- [EXERCISE GOAL]: Reproduce the records below in full and word for word, excluding pictures.

— START PROVIDED RECORDS —

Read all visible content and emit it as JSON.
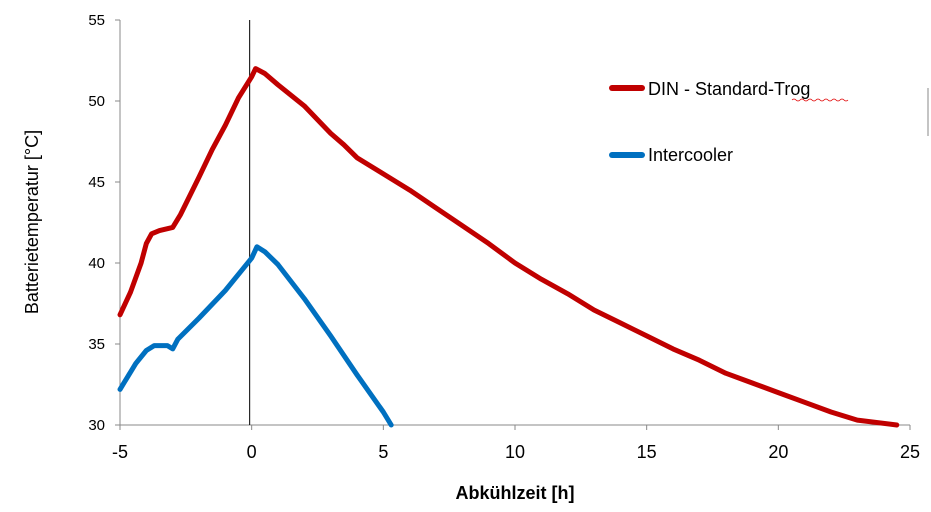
{
  "chart_data": {
    "type": "line",
    "title": "",
    "xlabel": "Abkühlzeit [h]",
    "ylabel": "Batterietemperatur [°C]",
    "xlim": [
      -5,
      25
    ],
    "ylim": [
      30,
      55
    ],
    "xticks": [
      -5,
      0,
      5,
      10,
      15,
      20,
      25
    ],
    "yticks": [
      30,
      35,
      40,
      45,
      50,
      55
    ],
    "grid": false,
    "vertical_reference_line_x": 0,
    "legend_position": "top-right",
    "series": [
      {
        "name": "DIN  - Standard-Trog",
        "color": "#c00000",
        "points": [
          [
            -5,
            36.8
          ],
          [
            -4.6,
            38.2
          ],
          [
            -4.2,
            40.0
          ],
          [
            -4.0,
            41.2
          ],
          [
            -3.8,
            41.8
          ],
          [
            -3.5,
            42.0
          ],
          [
            -3.0,
            42.2
          ],
          [
            -2.7,
            43.0
          ],
          [
            -2.0,
            45.3
          ],
          [
            -1.5,
            47.0
          ],
          [
            -1.0,
            48.5
          ],
          [
            -0.5,
            50.2
          ],
          [
            0.0,
            51.5
          ],
          [
            0.15,
            52.0
          ],
          [
            0.5,
            51.7
          ],
          [
            1.0,
            51.0
          ],
          [
            2.0,
            49.7
          ],
          [
            3.0,
            48.0
          ],
          [
            3.5,
            47.3
          ],
          [
            4.0,
            46.5
          ],
          [
            5.0,
            45.5
          ],
          [
            6.0,
            44.5
          ],
          [
            7.0,
            43.4
          ],
          [
            8.0,
            42.3
          ],
          [
            9.0,
            41.2
          ],
          [
            10.0,
            40.0
          ],
          [
            11.0,
            39.0
          ],
          [
            12.0,
            38.1
          ],
          [
            13.0,
            37.1
          ],
          [
            14.0,
            36.3
          ],
          [
            15.0,
            35.5
          ],
          [
            16.0,
            34.7
          ],
          [
            17.0,
            34.0
          ],
          [
            18.0,
            33.2
          ],
          [
            19.0,
            32.6
          ],
          [
            20.0,
            32.0
          ],
          [
            21.0,
            31.4
          ],
          [
            22.0,
            30.8
          ],
          [
            23.0,
            30.3
          ],
          [
            24.5,
            29.9
          ]
        ]
      },
      {
        "name": "Intercooler",
        "color": "#0070c0",
        "points": [
          [
            -5,
            32.2
          ],
          [
            -4.7,
            33.0
          ],
          [
            -4.4,
            33.8
          ],
          [
            -4.0,
            34.6
          ],
          [
            -3.7,
            34.9
          ],
          [
            -3.5,
            34.9
          ],
          [
            -3.2,
            34.9
          ],
          [
            -3.0,
            34.7
          ],
          [
            -2.8,
            35.3
          ],
          [
            -2.0,
            36.6
          ],
          [
            -1.0,
            38.3
          ],
          [
            0.0,
            40.3
          ],
          [
            0.2,
            41.0
          ],
          [
            0.5,
            40.7
          ],
          [
            1.0,
            39.9
          ],
          [
            2.0,
            37.8
          ],
          [
            3.0,
            35.5
          ],
          [
            4.0,
            33.1
          ],
          [
            5.0,
            30.8
          ],
          [
            5.3,
            30.0
          ]
        ]
      }
    ]
  }
}
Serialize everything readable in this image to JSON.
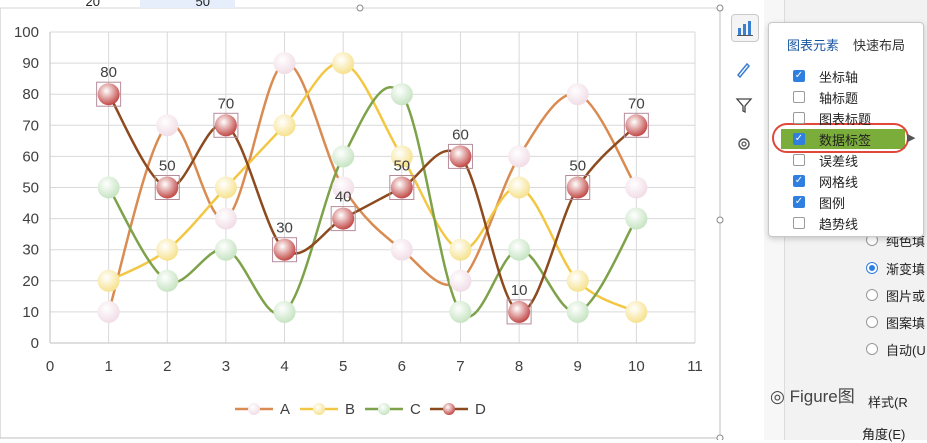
{
  "top_cells": {
    "left_value": "20",
    "right_value": "50"
  },
  "chart_data": {
    "type": "line",
    "x": [
      1,
      2,
      3,
      4,
      5,
      6,
      7,
      8,
      9,
      10
    ],
    "xlim": [
      0,
      11
    ],
    "ylim": [
      0,
      100
    ],
    "x_ticks": [
      "0",
      "1",
      "2",
      "3",
      "4",
      "5",
      "6",
      "7",
      "8",
      "9",
      "10",
      "11"
    ],
    "y_ticks": [
      "0",
      "10",
      "20",
      "30",
      "40",
      "50",
      "60",
      "70",
      "80",
      "90",
      "100"
    ],
    "grid": true,
    "smooth": true,
    "legend_position": "bottom",
    "series": [
      {
        "name": "A",
        "values": [
          10,
          70,
          40,
          90,
          50,
          30,
          20,
          60,
          80,
          50
        ],
        "line_color": "#d98b52",
        "marker_color": "#f1dde6"
      },
      {
        "name": "B",
        "values": [
          20,
          30,
          50,
          70,
          90,
          60,
          30,
          50,
          20,
          10
        ],
        "line_color": "#f2c743",
        "marker_color": "#f6e28e"
      },
      {
        "name": "C",
        "values": [
          50,
          20,
          30,
          10,
          60,
          80,
          10,
          30,
          10,
          40
        ],
        "line_color": "#7ea24a",
        "marker_color": "#c6e4c2"
      },
      {
        "name": "D",
        "values": [
          80,
          50,
          70,
          30,
          40,
          50,
          60,
          10,
          50,
          70
        ],
        "line_color": "#8c4a1e",
        "marker_color": "#c24a48"
      }
    ],
    "data_labels": [
      "80",
      "50",
      "70",
      "30",
      "40",
      "50",
      "60",
      "10",
      "50",
      "70"
    ]
  },
  "popup": {
    "tab_elements": "图表元素",
    "tab_layout": "快速布局",
    "items": [
      {
        "label": "坐标轴",
        "checked": true
      },
      {
        "label": "轴标题",
        "checked": false
      },
      {
        "label": "图表标题",
        "checked": false
      },
      {
        "label": "数据标签",
        "checked": true
      },
      {
        "label": "误差线",
        "checked": false
      },
      {
        "label": "网格线",
        "checked": true
      },
      {
        "label": "图例",
        "checked": true
      },
      {
        "label": "趋势线",
        "checked": false
      }
    ]
  },
  "side_buttons": [
    "chart-elements-icon",
    "brush-icon",
    "filter-icon",
    "gear-icon"
  ],
  "panel": {
    "radios": [
      {
        "label": "纯色填",
        "selected": false
      },
      {
        "label": "渐变填",
        "selected": true
      },
      {
        "label": "图片或",
        "selected": false
      },
      {
        "label": "图案填",
        "selected": false
      },
      {
        "label": "自动(U",
        "selected": false
      }
    ],
    "partial_label": "样式(R",
    "angle_label": "角度(E)"
  },
  "watermark": "Figure图"
}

— END PROVIDED RECORDS —

- [OUTPUT FOR THIS TASK]:
Read all visible content and emit it as JSON.
{
  "chart_data": {
    "type": "line",
    "title": "",
    "xlabel": "Abkühlzeit [h]",
    "ylabel": "Batterietemperatur [°C]",
    "xlim": [
      -5,
      25
    ],
    "ylim": [
      30,
      55
    ],
    "xticks": [
      -5,
      0,
      5,
      10,
      15,
      20,
      25
    ],
    "yticks": [
      30,
      35,
      40,
      45,
      50,
      55
    ],
    "grid": false,
    "vertical_reference_line_x": 0,
    "legend_position": "top-right",
    "series": [
      {
        "name": "DIN  - Standard-Trog",
        "color": "#c00000",
        "points": [
          [
            -5,
            36.8
          ],
          [
            -4.6,
            38.2
          ],
          [
            -4.2,
            40.0
          ],
          [
            -4.0,
            41.2
          ],
          [
            -3.8,
            41.8
          ],
          [
            -3.5,
            42.0
          ],
          [
            -3.0,
            42.2
          ],
          [
            -2.7,
            43.0
          ],
          [
            -2.0,
            45.3
          ],
          [
            -1.5,
            47.0
          ],
          [
            -1.0,
            48.5
          ],
          [
            -0.5,
            50.2
          ],
          [
            0.0,
            51.5
          ],
          [
            0.15,
            52.0
          ],
          [
            0.5,
            51.7
          ],
          [
            1.0,
            51.0
          ],
          [
            2.0,
            49.7
          ],
          [
            3.0,
            48.0
          ],
          [
            3.5,
            47.3
          ],
          [
            4.0,
            46.5
          ],
          [
            5.0,
            45.5
          ],
          [
            6.0,
            44.5
          ],
          [
            7.0,
            43.4
          ],
          [
            8.0,
            42.3
          ],
          [
            9.0,
            41.2
          ],
          [
            10.0,
            40.0
          ],
          [
            11.0,
            39.0
          ],
          [
            12.0,
            38.1
          ],
          [
            13.0,
            37.1
          ],
          [
            14.0,
            36.3
          ],
          [
            15.0,
            35.5
          ],
          [
            16.0,
            34.7
          ],
          [
            17.0,
            34.0
          ],
          [
            18.0,
            33.2
          ],
          [
            19.0,
            32.6
          ],
          [
            20.0,
            32.0
          ],
          [
            21.0,
            31.4
          ],
          [
            22.0,
            30.8
          ],
          [
            23.0,
            30.3
          ],
          [
            24.5,
            29.9
          ]
        ]
      },
      {
        "name": "Intercooler",
        "color": "#0070c0",
        "points": [
          [
            -5,
            32.2
          ],
          [
            -4.7,
            33.0
          ],
          [
            -4.4,
            33.8
          ],
          [
            -4.0,
            34.6
          ],
          [
            -3.7,
            34.9
          ],
          [
            -3.5,
            34.9
          ],
          [
            -3.2,
            34.9
          ],
          [
            -3.0,
            34.7
          ],
          [
            -2.8,
            35.3
          ],
          [
            -2.0,
            36.6
          ],
          [
            -1.0,
            38.3
          ],
          [
            0.0,
            40.3
          ],
          [
            0.2,
            41.0
          ],
          [
            0.5,
            40.7
          ],
          [
            1.0,
            39.9
          ],
          [
            2.0,
            37.8
          ],
          [
            3.0,
            35.5
          ],
          [
            4.0,
            33.1
          ],
          [
            5.0,
            30.8
          ],
          [
            5.3,
            30.0
          ]
        ]
      }
    ]
  }
}
Serialize everything readable in this image to JSON.
{
  "top_cells": {
    "left_value": "20",
    "right_value": "50"
  },
  "chart_data": {
    "type": "line",
    "x": [
      1,
      2,
      3,
      4,
      5,
      6,
      7,
      8,
      9,
      10
    ],
    "xlim": [
      0,
      11
    ],
    "ylim": [
      0,
      100
    ],
    "x_ticks": [
      "0",
      "1",
      "2",
      "3",
      "4",
      "5",
      "6",
      "7",
      "8",
      "9",
      "10",
      "11"
    ],
    "y_ticks": [
      "0",
      "10",
      "20",
      "30",
      "40",
      "50",
      "60",
      "70",
      "80",
      "90",
      "100"
    ],
    "grid": true,
    "smooth": true,
    "legend_position": "bottom",
    "series": [
      {
        "name": "A",
        "values": [
          10,
          70,
          40,
          90,
          50,
          30,
          20,
          60,
          80,
          50
        ],
        "line_color": "#d98b52",
        "marker_color": "#f1dde6"
      },
      {
        "name": "B",
        "values": [
          20,
          30,
          50,
          70,
          90,
          60,
          30,
          50,
          20,
          10
        ],
        "line_color": "#f2c743",
        "marker_color": "#f6e28e"
      },
      {
        "name": "C",
        "values": [
          50,
          20,
          30,
          10,
          60,
          80,
          10,
          30,
          10,
          40
        ],
        "line_color": "#7ea24a",
        "marker_color": "#c6e4c2"
      },
      {
        "name": "D",
        "values": [
          80,
          50,
          70,
          30,
          40,
          50,
          60,
          10,
          50,
          70
        ],
        "line_color": "#8c4a1e",
        "marker_color": "#c24a48"
      }
    ],
    "data_labels": [
      "80",
      "50",
      "70",
      "30",
      "40",
      "50",
      "60",
      "10",
      "50",
      "70"
    ]
  },
  "popup": {
    "tab_elements": "图表元素",
    "tab_layout": "快速布局",
    "items": [
      {
        "label": "坐标轴",
        "checked": true
      },
      {
        "label": "轴标题",
        "checked": false
      },
      {
        "label": "图表标题",
        "checked": false
      },
      {
        "label": "数据标签",
        "checked": true
      },
      {
        "label": "误差线",
        "checked": false
      },
      {
        "label": "网格线",
        "checked": true
      },
      {
        "label": "图例",
        "checked": true
      },
      {
        "label": "趋势线",
        "checked": false
      }
    ]
  },
  "side_buttons": [
    "chart-elements-icon",
    "brush-icon",
    "filter-icon",
    "gear-icon"
  ],
  "panel": {
    "radios": [
      {
        "label": "纯色填",
        "selected": false
      },
      {
        "label": "渐变填",
        "selected": true
      },
      {
        "label": "图片或",
        "selected": false
      },
      {
        "label": "图案填",
        "selected": false
      },
      {
        "label": "自动(U",
        "selected": false
      }
    ],
    "partial_label": "样式(R",
    "angle_label": "角度(E)"
  },
  "watermark": "Figure图"
}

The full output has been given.